◆ TASK STATEMENT
Please quote the material exactly, every line of it.

start PROVIDED INFORMATION

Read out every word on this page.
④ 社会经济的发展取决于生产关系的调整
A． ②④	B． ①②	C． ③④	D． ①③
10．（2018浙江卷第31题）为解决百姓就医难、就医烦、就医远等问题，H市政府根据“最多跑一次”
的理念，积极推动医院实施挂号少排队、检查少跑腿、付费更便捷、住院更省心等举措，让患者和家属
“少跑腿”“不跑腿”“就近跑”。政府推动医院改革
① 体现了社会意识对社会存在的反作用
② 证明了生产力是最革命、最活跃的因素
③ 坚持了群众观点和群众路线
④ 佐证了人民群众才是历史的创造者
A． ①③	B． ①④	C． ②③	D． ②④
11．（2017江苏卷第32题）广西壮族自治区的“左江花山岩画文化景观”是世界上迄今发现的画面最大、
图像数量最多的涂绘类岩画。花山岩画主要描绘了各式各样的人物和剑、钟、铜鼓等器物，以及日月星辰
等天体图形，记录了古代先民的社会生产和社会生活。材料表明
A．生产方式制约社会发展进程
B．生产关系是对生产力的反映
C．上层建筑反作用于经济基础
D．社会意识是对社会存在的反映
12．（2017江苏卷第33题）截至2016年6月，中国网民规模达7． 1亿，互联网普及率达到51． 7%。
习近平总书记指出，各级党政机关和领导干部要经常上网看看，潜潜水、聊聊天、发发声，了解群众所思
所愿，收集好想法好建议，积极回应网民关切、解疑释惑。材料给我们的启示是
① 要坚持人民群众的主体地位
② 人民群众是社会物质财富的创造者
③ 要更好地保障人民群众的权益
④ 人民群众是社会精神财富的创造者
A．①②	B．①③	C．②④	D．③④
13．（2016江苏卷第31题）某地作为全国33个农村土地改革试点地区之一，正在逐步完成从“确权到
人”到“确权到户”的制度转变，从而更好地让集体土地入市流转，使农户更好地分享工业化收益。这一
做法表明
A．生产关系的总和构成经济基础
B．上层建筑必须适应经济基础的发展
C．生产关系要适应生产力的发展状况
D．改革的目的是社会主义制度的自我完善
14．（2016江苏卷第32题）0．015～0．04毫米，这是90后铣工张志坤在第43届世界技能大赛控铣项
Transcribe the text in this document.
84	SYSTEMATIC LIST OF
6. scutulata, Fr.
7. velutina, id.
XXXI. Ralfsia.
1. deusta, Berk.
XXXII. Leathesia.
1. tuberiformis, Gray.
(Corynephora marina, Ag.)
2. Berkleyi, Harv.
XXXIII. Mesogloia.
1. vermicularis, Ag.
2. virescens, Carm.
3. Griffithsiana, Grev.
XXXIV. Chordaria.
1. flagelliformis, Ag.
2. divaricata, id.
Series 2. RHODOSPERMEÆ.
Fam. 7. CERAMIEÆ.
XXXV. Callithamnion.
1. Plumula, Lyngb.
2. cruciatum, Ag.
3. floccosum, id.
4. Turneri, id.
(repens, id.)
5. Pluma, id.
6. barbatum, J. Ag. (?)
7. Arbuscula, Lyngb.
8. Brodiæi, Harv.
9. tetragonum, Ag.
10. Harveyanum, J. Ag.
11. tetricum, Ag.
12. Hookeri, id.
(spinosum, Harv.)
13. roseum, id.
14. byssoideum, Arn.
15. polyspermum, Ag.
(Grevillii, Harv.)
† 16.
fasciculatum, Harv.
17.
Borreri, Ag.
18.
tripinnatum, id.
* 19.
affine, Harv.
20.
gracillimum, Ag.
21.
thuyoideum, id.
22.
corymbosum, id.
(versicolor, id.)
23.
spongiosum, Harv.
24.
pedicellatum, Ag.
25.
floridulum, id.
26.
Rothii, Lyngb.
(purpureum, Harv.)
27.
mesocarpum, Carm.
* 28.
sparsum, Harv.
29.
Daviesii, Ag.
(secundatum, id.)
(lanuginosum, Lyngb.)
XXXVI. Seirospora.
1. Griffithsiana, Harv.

end PROVIDED INFORMATION

◆ RESPONSE BELOW
Read out every word on this page.
④ 社会经济的发展取决于生产关系的调整
A． ②④	B． ①②	C． ③④	D． ①③
10．（2018浙江卷第31题）为解决百姓就医难、就医烦、就医远等问题，H市政府根据“最多跑一次”
的理念，积极推动医院实施挂号少排队、检查少跑腿、付费更便捷、住院更省心等举措，让患者和家属
“少跑腿”“不跑腿”“就近跑”。政府推动医院改革
① 体现了社会意识对社会存在的反作用
② 证明了生产力是最革命、最活跃的因素
③ 坚持了群众观点和群众路线
④ 佐证了人民群众才是历史的创造者
A． ①③	B． ①④	C． ②③	D． ②④
11．（2017江苏卷第32题）广西壮族自治区的“左江花山岩画文化景观”是世界上迄今发现的画面最大、
图像数量最多的涂绘类岩画。花山岩画主要描绘了各式各样的人物和剑、钟、铜鼓等器物，以及日月星辰
等天体图形，记录了古代先民的社会生产和社会生活。材料表明
A．生产方式制约社会发展进程
B．生产关系是对生产力的反映
C．上层建筑反作用于经济基础
D．社会意识是对社会存在的反映
12．（2017江苏卷第33题）截至2016年6月，中国网民规模达7． 1亿，互联网普及率达到51． 7%。
习近平总书记指出，各级党政机关和领导干部要经常上网看看，潜潜水、聊聊天、发发声，了解群众所思
所愿，收集好想法好建议，积极回应网民关切、解疑释惑。材料给我们的启示是
① 要坚持人民群众的主体地位
② 人民群众是社会物质财富的创造者
③ 要更好地保障人民群众的权益
④ 人民群众是社会精神财富的创造者
A．①②	B．①③	C．②④	D．③④
13．（2016江苏卷第31题）某地作为全国33个农村土地改革试点地区之一，正在逐步完成从“确权到
人”到“确权到户”的制度转变，从而更好地让集体土地入市流转，使农户更好地分享工业化收益。这一
做法表明
A．生产关系的总和构成经济基础
B．上层建筑必须适应经济基础的发展
C．生产关系要适应生产力的发展状况
D．改革的目的是社会主义制度的自我完善
14．（2016江苏卷第32题）0．015～0．04毫米，这是90后铣工张志坤在第43届世界技能大赛控铣项
Transcribe the text in this document.
84	SYSTEMATIC LIST OF
6. scutulata, Fr.
7. velutina, id.
XXXI. Ralfsia.
1. deusta, Berk.
XXXII. Leathesia.
1. tuberiformis, Gray.
(Corynephora marina, Ag.)
2. Berkleyi, Harv.
XXXIII. Mesogloia.
1. vermicularis, Ag.
2. virescens, Carm.
3. Griffithsiana, Grev.
XXXIV. Chordaria.
1. flagelliformis, Ag.
2. divaricata, id.
Series 2. RHODOSPERMEÆ.
Fam. 7. CERAMIEÆ.
XXXV. Callithamnion.
1. Plumula, Lyngb.
2. cruciatum, Ag.
3. floccosum, id.
4. Turneri, id.
(repens, id.)
5. Pluma, id.
6. barbatum, J. Ag. (?)
7. Arbuscula, Lyngb.
8. Brodiæi, Harv.
9. tetragonum, Ag.
10. Harveyanum, J. Ag.
11. tetricum, Ag.
12. Hookeri, id.
(spinosum, Harv.)
13. roseum, id.
14. byssoideum, Arn.
15. polyspermum, Ag.
(Grevillii, Harv.)
† 16.
fasciculatum, Harv.
17.
Borreri, Ag.
18.
tripinnatum, id.
* 19.
affine, Harv.
20.
gracillimum, Ag.
21.
thuyoideum, id.
22.
corymbosum, id.
(versicolor, id.)
23.
spongiosum, Harv.
24.
pedicellatum, Ag.
25.
floridulum, id.
26.
Rothii, Lyngb.
(purpureum, Harv.)
27.
mesocarpum, Carm.
* 28.
sparsum, Harv.
29.
Daviesii, Ag.
(secundatum, id.)
(lanuginosum, Lyngb.)
XXXVI. Seirospora.
1. Griffithsiana, Harv.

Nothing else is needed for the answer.